Give every entry again, word for word.
^^^^^^^^^^^^^^^^
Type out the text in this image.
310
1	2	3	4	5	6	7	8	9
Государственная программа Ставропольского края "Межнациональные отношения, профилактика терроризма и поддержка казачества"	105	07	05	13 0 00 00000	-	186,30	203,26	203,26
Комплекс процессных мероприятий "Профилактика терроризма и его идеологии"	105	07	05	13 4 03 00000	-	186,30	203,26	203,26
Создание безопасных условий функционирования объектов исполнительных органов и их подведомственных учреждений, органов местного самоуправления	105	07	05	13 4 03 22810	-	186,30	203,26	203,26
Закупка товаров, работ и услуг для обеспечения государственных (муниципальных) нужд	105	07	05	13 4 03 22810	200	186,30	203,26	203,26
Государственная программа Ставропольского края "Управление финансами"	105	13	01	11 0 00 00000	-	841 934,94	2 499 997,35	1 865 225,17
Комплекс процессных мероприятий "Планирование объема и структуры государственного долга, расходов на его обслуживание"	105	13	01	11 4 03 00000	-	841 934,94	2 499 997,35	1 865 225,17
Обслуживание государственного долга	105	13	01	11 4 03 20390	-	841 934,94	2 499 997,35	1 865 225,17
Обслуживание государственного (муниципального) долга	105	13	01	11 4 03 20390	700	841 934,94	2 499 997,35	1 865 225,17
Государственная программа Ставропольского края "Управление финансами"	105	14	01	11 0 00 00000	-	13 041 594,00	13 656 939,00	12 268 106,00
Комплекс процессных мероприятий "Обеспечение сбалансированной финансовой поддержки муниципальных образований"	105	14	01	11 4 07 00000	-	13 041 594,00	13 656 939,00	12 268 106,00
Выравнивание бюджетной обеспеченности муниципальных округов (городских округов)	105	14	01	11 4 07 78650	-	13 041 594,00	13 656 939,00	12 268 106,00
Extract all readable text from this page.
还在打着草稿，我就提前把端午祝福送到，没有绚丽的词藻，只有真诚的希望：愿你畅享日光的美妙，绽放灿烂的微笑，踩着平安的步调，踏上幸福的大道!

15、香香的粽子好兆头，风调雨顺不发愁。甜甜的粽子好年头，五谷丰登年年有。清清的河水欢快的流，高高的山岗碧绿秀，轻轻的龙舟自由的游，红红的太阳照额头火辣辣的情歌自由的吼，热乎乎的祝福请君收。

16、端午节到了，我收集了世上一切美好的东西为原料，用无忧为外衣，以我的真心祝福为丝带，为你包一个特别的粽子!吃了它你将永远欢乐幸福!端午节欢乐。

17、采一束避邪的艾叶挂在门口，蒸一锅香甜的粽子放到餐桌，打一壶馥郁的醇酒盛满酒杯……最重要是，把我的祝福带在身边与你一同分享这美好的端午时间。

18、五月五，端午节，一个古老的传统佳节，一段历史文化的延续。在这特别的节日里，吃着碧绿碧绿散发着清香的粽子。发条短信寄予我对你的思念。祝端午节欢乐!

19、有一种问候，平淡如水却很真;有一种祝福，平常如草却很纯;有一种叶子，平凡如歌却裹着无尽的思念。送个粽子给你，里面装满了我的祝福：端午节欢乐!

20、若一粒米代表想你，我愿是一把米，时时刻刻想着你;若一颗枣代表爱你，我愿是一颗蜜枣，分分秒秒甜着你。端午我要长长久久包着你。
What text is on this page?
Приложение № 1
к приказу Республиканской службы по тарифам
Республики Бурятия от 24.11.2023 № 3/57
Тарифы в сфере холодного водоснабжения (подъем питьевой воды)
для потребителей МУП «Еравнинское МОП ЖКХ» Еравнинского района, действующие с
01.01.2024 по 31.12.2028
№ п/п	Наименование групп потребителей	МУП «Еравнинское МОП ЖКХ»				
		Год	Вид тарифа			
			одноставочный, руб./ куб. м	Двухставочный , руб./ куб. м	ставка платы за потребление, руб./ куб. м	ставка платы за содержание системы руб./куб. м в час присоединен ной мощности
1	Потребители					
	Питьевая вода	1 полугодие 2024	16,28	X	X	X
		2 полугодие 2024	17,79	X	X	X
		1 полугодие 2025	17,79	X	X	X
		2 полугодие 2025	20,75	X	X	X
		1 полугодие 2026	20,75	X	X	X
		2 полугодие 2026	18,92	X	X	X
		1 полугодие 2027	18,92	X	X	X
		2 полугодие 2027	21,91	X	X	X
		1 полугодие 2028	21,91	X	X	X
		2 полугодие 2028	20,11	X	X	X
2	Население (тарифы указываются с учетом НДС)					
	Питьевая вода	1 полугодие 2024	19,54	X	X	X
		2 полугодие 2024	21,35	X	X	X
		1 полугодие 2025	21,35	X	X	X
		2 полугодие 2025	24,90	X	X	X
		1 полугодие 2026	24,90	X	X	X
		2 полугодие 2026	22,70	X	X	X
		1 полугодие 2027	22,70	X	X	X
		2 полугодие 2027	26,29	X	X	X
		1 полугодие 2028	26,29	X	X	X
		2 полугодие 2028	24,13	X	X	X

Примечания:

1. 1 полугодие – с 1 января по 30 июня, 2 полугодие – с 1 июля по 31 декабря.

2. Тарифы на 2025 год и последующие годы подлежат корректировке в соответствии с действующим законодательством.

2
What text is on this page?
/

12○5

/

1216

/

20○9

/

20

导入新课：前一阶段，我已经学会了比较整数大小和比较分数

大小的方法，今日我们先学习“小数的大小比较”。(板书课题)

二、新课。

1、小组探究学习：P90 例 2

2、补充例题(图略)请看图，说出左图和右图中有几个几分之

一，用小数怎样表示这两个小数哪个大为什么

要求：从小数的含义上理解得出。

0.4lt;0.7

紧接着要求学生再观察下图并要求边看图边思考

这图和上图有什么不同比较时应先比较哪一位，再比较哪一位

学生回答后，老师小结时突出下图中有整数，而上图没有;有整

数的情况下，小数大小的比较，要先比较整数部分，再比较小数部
^^^^^^^^^^^^^^^^
» Full output
Type out the text in this image.
310
1	2	3	4	5	6	7	8	9
Государственная программа Ставропольского края "Межнациональные отношения, профилактика терроризма и поддержка казачества"	105	07	05	13 0 00 00000	-	186,30	203,26	203,26
Комплекс процессных мероприятий "Профилактика терроризма и его идеологии"	105	07	05	13 4 03 00000	-	186,30	203,26	203,26
Создание безопасных условий функционирования объектов исполнительных органов и их подведомственных учреждений, органов местного самоуправления	105	07	05	13 4 03 22810	-	186,30	203,26	203,26
Закупка товаров, работ и услуг для обеспечения государственных (муниципальных) нужд	105	07	05	13 4 03 22810	200	186,30	203,26	203,26
Государственная программа Ставропольского края "Управление финансами"	105	13	01	11 0 00 00000	-	841 934,94	2 499 997,35	1 865 225,17
Комплекс процессных мероприятий "Планирование объема и структуры государственного долга, расходов на его обслуживание"	105	13	01	11 4 03 00000	-	841 934,94	2 499 997,35	1 865 225,17
Обслуживание государственного долга	105	13	01	11 4 03 20390	-	841 934,94	2 499 997,35	1 865 225,17
Обслуживание государственного (муниципального) долга	105	13	01	11 4 03 20390	700	841 934,94	2 499 997,35	1 865 225,17
Государственная программа Ставропольского края "Управление финансами"	105	14	01	11 0 00 00000	-	13 041 594,00	13 656 939,00	12 268 106,00
Комплекс процессных мероприятий "Обеспечение сбалансированной финансовой поддержки муниципальных образований"	105	14	01	11 4 07 00000	-	13 041 594,00	13 656 939,00	12 268 106,00
Выравнивание бюджетной обеспеченности муниципальных округов (городских округов)	105	14	01	11 4 07 78650	-	13 041 594,00	13 656 939,00	12 268 106,00
Extract all readable text from this page.
还在打着草稿，我就提前把端午祝福送到，没有绚丽的词藻，只有真诚的希望：愿你畅享日光的美妙，绽放灿烂的微笑，踩着平安的步调，踏上幸福的大道!

15、香香的粽子好兆头，风调雨顺不发愁。甜甜的粽子好年头，五谷丰登年年有。清清的河水欢快的流，高高的山岗碧绿秀，轻轻的龙舟自由的游，红红的太阳照额头火辣辣的情歌自由的吼，热乎乎的祝福请君收。

16、端午节到了，我收集了世上一切美好的东西为原料，用无忧为外衣，以我的真心祝福为丝带，为你包一个特别的粽子!吃了它你将永远欢乐幸福!端午节欢乐。

17、采一束避邪的艾叶挂在门口，蒸一锅香甜的粽子放到餐桌，打一壶馥郁的醇酒盛满酒杯……最重要是，把我的祝福带在身边与你一同分享这美好的端午时间。

18、五月五，端午节，一个古老的传统佳节，一段历史文化的延续。在这特别的节日里，吃着碧绿碧绿散发着清香的粽子。发条短信寄予我对你的思念。祝端午节欢乐!

19、有一种问候，平淡如水却很真;有一种祝福，平常如草却很纯;有一种叶子，平凡如歌却裹着无尽的思念。送个粽子给你，里面装满了我的祝福：端午节欢乐!

20、若一粒米代表想你，我愿是一把米，时时刻刻想着你;若一颗枣代表爱你，我愿是一颗蜜枣，分分秒秒甜着你。端午我要长长久久包着你。
What text is on this page?
Приложение № 1
к приказу Республиканской службы по тарифам
Республики Бурятия от 24.11.2023 № 3/57
Тарифы в сфере холодного водоснабжения (подъем питьевой воды)
для потребителей МУП «Еравнинское МОП ЖКХ» Еравнинского района, действующие с
01.01.2024 по 31.12.2028
№ п/п	Наименование групп потребителей	МУП «Еравнинское МОП ЖКХ»				
		Год	Вид тарифа			
			одноставочный, руб./ куб. м	Двухставочный , руб./ куб. м	ставка платы за потребление, руб./ куб. м	ставка платы за содержание системы руб./куб. м в час присоединен ной мощности
1	Потребители					
	Питьевая вода	1 полугодие 2024	16,28	X	X	X
		2 полугодие 2024	17,79	X	X	X
		1 полугодие 2025	17,79	X	X	X
		2 полугодие 2025	20,75	X	X	X
		1 полугодие 2026	20,75	X	X	X
		2 полугодие 2026	18,92	X	X	X
		1 полугодие 2027	18,92	X	X	X
		2 полугодие 2027	21,91	X	X	X
		1 полугодие 2028	21,91	X	X	X
		2 полугодие 2028	20,11	X	X	X
2	Население (тарифы указываются с учетом НДС)					
	Питьевая вода	1 полугодие 2024	19,54	X	X	X
		2 полугодие 2024	21,35	X	X	X
		1 полугодие 2025	21,35	X	X	X
		2 полугодие 2025	24,90	X	X	X
		1 полугодие 2026	24,90	X	X	X
		2 полугодие 2026	22,70	X	X	X
		1 полугодие 2027	22,70	X	X	X
		2 полугодие 2027	26,29	X	X	X
		1 полугодие 2028	26,29	X	X	X
		2 полугодие 2028	24,13	X	X	X

Примечания:

1. 1 полугодие – с 1 января по 30 июня, 2 полугодие – с 1 июля по 31 декабря.

2. Тарифы на 2025 год и последующие годы подлежат корректировке в соответствии с действующим законодательством.

2
What text is on this page?
/

12○5

/

1216

/

20○9

/

20

导入新课：前一阶段，我已经学会了比较整数大小和比较分数

大小的方法，今日我们先学习“小数的大小比较”。(板书课题)

二、新课。

1、小组探究学习：P90 例 2

2、补充例题(图略)请看图，说出左图和右图中有几个几分之

一，用小数怎样表示这两个小数哪个大为什么

要求：从小数的含义上理解得出。

0.4lt;0.7

紧接着要求学生再观察下图并要求边看图边思考

这图和上图有什么不同比较时应先比较哪一位，再比较哪一位

学生回答后，老师小结时突出下图中有整数，而上图没有;有整

数的情况下，小数大小的比较，要先比较整数部分，再比较小数部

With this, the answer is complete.